▸ Short task: Only a number is wanted. Count the lines holding the string "name".
____ Data entries
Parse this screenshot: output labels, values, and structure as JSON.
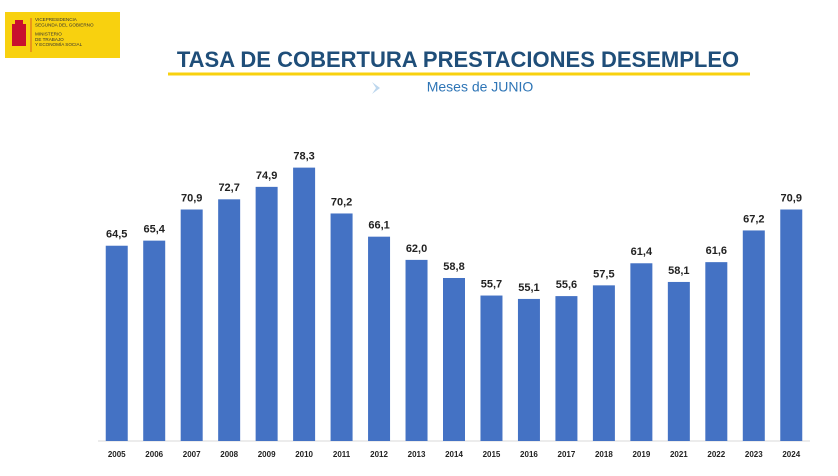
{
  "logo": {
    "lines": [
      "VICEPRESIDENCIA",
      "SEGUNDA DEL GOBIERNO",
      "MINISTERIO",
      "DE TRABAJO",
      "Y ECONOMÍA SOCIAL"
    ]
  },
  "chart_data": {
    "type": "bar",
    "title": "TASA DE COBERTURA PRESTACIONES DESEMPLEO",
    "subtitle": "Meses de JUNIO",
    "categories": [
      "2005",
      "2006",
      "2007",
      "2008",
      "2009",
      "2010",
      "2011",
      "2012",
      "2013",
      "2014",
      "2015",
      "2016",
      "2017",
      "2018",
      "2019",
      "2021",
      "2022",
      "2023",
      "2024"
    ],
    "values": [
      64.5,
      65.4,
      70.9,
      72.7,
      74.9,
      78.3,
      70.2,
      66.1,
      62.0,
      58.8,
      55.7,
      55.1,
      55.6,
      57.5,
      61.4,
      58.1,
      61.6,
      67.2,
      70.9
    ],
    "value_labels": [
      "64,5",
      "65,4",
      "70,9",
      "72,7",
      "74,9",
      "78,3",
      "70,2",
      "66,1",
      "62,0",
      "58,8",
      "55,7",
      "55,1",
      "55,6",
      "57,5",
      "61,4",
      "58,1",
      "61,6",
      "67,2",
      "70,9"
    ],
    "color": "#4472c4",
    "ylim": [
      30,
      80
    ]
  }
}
________
____ Data entries
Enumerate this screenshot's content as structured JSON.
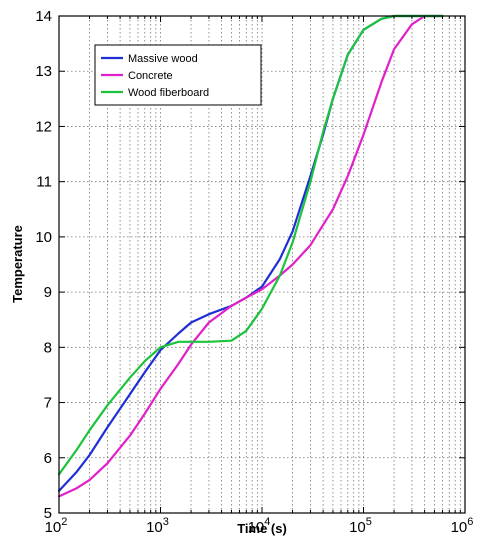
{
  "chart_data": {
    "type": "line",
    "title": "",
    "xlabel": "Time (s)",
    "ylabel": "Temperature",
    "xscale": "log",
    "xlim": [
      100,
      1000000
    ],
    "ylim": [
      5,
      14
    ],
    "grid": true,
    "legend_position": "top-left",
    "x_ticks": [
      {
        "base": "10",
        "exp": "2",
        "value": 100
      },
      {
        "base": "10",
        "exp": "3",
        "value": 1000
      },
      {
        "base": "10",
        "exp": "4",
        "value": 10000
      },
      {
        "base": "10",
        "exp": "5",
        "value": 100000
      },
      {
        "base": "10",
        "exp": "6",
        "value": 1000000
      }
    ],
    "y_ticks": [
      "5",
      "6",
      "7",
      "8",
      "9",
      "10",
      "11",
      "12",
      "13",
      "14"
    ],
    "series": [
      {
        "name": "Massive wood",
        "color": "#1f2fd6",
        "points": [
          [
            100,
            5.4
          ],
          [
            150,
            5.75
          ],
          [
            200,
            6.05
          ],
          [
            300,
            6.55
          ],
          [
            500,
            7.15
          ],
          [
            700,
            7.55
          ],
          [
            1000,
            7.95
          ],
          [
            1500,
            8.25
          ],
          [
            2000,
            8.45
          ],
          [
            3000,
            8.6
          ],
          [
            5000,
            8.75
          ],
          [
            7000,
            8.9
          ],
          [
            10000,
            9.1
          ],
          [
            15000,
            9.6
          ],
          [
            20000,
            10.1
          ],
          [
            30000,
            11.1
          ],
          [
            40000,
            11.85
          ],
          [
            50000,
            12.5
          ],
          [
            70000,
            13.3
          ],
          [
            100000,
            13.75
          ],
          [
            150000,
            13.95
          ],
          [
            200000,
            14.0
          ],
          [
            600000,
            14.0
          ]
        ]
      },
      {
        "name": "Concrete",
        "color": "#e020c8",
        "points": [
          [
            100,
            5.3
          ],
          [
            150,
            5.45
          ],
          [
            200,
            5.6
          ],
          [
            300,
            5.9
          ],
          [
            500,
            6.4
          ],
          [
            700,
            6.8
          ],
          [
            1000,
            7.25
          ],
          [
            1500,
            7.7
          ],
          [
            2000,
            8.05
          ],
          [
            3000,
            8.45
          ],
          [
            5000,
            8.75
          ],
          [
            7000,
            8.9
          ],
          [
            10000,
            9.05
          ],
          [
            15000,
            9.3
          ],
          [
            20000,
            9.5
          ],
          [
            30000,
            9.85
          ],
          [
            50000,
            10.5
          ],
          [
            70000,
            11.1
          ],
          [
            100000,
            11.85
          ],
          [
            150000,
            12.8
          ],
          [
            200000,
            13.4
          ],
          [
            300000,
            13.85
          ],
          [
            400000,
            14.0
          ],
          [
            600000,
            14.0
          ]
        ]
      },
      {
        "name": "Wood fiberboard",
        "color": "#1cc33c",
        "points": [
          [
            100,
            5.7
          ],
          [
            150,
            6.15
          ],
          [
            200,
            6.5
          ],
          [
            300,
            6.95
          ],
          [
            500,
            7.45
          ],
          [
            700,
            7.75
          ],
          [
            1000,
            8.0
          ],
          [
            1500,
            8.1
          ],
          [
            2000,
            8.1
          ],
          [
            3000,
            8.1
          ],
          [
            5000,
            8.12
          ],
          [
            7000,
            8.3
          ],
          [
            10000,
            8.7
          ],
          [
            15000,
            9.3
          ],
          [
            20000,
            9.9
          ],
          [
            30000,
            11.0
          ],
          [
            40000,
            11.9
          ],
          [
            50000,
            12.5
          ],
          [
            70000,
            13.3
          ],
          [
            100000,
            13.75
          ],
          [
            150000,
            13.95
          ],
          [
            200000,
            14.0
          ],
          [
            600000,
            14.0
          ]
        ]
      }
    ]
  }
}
________
____ Data entries
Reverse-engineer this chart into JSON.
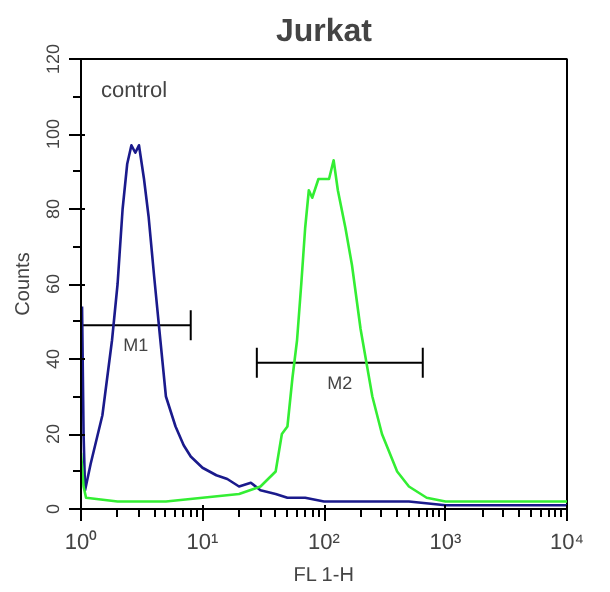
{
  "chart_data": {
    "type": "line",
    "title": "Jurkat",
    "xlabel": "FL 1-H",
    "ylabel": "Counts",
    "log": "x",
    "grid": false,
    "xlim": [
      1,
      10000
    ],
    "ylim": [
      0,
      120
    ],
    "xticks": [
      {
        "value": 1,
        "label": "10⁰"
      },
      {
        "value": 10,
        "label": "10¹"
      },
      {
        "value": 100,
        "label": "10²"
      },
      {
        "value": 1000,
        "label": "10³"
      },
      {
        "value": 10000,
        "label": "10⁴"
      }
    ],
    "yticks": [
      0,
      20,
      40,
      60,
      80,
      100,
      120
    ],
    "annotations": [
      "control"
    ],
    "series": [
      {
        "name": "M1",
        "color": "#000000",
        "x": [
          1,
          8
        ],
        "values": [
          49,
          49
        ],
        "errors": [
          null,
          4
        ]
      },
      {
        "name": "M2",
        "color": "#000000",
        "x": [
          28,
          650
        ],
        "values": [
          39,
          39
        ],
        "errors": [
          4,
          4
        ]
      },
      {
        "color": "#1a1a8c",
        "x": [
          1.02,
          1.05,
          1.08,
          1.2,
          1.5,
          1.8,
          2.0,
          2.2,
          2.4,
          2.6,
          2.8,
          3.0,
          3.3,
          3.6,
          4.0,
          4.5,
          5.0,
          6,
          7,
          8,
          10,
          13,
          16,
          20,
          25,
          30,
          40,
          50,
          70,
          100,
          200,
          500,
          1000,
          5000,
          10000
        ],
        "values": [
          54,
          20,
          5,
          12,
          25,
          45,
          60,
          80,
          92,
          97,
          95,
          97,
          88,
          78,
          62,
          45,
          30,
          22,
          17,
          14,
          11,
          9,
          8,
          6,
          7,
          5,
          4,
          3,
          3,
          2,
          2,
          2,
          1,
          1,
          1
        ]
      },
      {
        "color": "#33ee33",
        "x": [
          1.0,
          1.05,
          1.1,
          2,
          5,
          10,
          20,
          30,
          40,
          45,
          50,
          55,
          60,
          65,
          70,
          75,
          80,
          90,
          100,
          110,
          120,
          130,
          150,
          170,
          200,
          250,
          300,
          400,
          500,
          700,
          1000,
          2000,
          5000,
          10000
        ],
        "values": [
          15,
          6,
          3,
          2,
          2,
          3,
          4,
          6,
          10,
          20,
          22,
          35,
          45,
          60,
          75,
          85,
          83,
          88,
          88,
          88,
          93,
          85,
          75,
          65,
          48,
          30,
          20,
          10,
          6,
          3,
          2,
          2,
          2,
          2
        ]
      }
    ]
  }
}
________
▸ Answer below: 5